Goal ▸
Write out every entry precisely as given, leaving the pictures out.

A run of records:
************

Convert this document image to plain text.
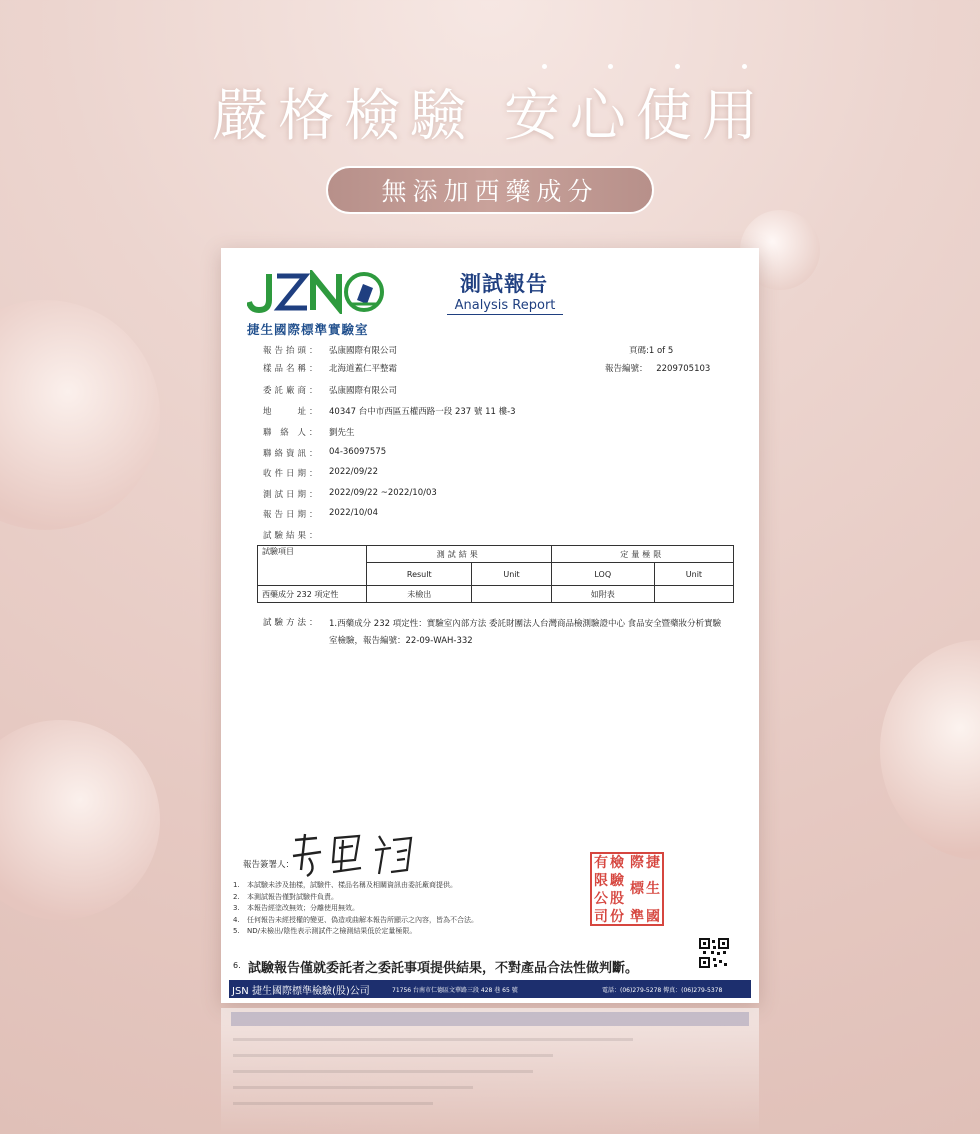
嚴格檢驗 安心使用
無添加西藥成分
捷生國際標準實驗室
測試報告
Analysis Report
頁碼:1 of 5
報告編號： 2209705103
報告抬頭： 弘康國際有限公司
樣品名稱： 北海道蓋仁平整霜
委託廠商： 弘康國際有限公司
地　　址： 40347 台中市西區五權西路一段 237 號 11 樓-3
聯 絡 人：	劉先生
聯絡資訊： 04-36097575
收件日期： 2022/09/22
測試日期： 2022/09/22 ~2022/10/03
報告日期： 2022/10/04
試驗結果：
試驗項目	測試結果		定量極限	
	Result	Unit	LOQ	Unit
西藥成分 232 項定性	未檢出		如附表	
試驗方法： 1.西藥成分 232 項定性：實驗室內部方法 委託財團法人台灣商品檢測驗證中心 食品安全暨藥妝分析實驗室檢驗，報告編號：22-09-WAH-332
報告簽署人：	有 檢 際 捷
限 驗 標 生
公 股
司 份 準 國
1.	本試驗未涉及抽樣，試驗件、樣品名稱及相關資訊由委託廠商提供。
2.	本測試報告僅對試驗件負責。
3.	本報告經塗改無效；分離使用無效。
4.	任何報告未經授權的變更、偽造或曲解本報告所顯示之內容，皆為不合法。
5.	ND/未檢出/陰性表示測試件之檢測結果低於定量極限。
6. 試驗報告僅就委託者之委託事項提供結果，不對產品合法性做判斷。
JSN 捷生國際標準檢驗(股)公司	71756 台南市仁德區文華路三段 428 巷 65 號	電話：(06)279-5278 傳真：(06)279-5378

************

The result ▸
Convert this document image to plain text.
嚴格檢驗 安心使用
無添加西藥成分
捷生國際標準實驗室
測試報告
Analysis Report
頁碼:1 of 5
報告編號： 2209705103
報告抬頭： 弘康國際有限公司
樣品名稱： 北海道蓋仁平整霜
委託廠商： 弘康國際有限公司
地　　址： 40347 台中市西區五權西路一段 237 號 11 樓-3
聯 絡 人：	劉先生
聯絡資訊： 04-36097575
收件日期： 2022/09/22
測試日期： 2022/09/22 ~2022/10/03
報告日期： 2022/10/04
試驗結果：
試驗項目	測試結果		定量極限	
	Result	Unit	LOQ	Unit
西藥成分 232 項定性	未檢出		如附表	
試驗方法： 1.西藥成分 232 項定性：實驗室內部方法 委託財團法人台灣商品檢測驗證中心 食品安全暨藥妝分析實驗室檢驗，報告編號：22-09-WAH-332
報告簽署人：	有 檢 際 捷
限 驗 標 生
公 股
司 份 準 國
1.	本試驗未涉及抽樣，試驗件、樣品名稱及相關資訊由委託廠商提供。
2.	本測試報告僅對試驗件負責。
3.	本報告經塗改無效；分離使用無效。
4.	任何報告未經授權的變更、偽造或曲解本報告所顯示之內容，皆為不合法。
5.	ND/未檢出/陰性表示測試件之檢測結果低於定量極限。
6. 試驗報告僅就委託者之委託事項提供結果，不對產品合法性做判斷。
JSN 捷生國際標準檢驗(股)公司	71756 台南市仁德區文華路三段 428 巷 65 號	電話：(06)279-5278 傳真：(06)279-5378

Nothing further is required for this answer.